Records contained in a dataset

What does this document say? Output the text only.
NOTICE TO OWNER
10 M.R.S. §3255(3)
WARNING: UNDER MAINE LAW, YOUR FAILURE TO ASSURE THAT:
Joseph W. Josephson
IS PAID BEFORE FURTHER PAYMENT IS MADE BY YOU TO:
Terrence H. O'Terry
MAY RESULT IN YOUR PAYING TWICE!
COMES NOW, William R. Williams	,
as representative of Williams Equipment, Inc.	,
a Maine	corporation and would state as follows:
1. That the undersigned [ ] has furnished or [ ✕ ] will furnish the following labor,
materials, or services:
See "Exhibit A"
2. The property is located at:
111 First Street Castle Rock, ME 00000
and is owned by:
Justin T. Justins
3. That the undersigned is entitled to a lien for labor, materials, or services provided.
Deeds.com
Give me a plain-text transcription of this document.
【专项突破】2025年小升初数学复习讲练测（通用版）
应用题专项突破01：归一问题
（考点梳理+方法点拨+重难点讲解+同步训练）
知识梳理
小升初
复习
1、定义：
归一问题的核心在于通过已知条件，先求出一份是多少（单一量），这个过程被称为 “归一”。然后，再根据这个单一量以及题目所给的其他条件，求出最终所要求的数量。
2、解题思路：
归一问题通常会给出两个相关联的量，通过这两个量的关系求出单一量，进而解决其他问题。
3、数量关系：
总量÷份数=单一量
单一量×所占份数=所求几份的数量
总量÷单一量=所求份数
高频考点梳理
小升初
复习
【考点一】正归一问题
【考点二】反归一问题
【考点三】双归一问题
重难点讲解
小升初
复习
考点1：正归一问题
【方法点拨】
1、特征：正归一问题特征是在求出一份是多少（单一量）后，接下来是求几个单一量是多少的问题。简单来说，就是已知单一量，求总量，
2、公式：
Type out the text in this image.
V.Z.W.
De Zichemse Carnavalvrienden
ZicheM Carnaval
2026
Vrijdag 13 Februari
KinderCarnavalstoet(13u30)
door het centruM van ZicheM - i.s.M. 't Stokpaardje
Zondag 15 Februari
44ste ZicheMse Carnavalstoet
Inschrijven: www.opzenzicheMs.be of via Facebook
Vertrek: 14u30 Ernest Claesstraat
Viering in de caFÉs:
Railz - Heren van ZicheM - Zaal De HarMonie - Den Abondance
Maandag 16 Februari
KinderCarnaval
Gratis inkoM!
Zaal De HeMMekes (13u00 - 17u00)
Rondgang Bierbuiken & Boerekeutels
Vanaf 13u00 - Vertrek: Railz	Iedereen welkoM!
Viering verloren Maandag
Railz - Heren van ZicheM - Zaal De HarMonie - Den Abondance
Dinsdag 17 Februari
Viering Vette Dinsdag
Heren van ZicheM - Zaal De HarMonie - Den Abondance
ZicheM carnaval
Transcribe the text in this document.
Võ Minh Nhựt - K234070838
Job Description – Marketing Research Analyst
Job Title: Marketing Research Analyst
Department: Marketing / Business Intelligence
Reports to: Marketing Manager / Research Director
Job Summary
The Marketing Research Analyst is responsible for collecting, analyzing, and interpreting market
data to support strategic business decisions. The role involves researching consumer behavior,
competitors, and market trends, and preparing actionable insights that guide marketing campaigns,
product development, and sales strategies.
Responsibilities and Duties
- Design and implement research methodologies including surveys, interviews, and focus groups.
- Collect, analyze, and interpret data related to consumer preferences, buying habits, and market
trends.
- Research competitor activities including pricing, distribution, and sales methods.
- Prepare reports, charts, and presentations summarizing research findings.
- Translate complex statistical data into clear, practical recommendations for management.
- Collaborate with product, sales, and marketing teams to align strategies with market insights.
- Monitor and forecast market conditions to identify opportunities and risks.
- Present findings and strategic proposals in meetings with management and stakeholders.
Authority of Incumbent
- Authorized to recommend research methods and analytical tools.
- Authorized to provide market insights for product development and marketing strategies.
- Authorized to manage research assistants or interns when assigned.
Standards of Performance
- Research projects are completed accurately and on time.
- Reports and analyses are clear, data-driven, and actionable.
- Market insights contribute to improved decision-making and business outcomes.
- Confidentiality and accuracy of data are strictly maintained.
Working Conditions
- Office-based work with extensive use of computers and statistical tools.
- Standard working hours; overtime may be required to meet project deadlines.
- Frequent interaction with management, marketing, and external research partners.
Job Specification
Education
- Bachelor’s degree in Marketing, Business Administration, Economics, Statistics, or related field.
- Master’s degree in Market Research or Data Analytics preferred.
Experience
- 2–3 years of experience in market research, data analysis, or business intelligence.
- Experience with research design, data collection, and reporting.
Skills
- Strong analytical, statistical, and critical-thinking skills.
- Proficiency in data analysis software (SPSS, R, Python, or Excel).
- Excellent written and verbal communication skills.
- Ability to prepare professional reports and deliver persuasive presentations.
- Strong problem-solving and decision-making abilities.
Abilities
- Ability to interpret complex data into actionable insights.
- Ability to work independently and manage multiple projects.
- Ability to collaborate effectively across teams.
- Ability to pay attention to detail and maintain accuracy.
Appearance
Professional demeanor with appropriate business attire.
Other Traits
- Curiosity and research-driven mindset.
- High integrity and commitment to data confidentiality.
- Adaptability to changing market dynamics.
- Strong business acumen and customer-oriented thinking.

_What you will do_: All lines in the data that contain the word "projects" should be copied.

_Finished answer_:
- Research projects are completed accurately and on time.
- Ability to work independently and manage multiple projects.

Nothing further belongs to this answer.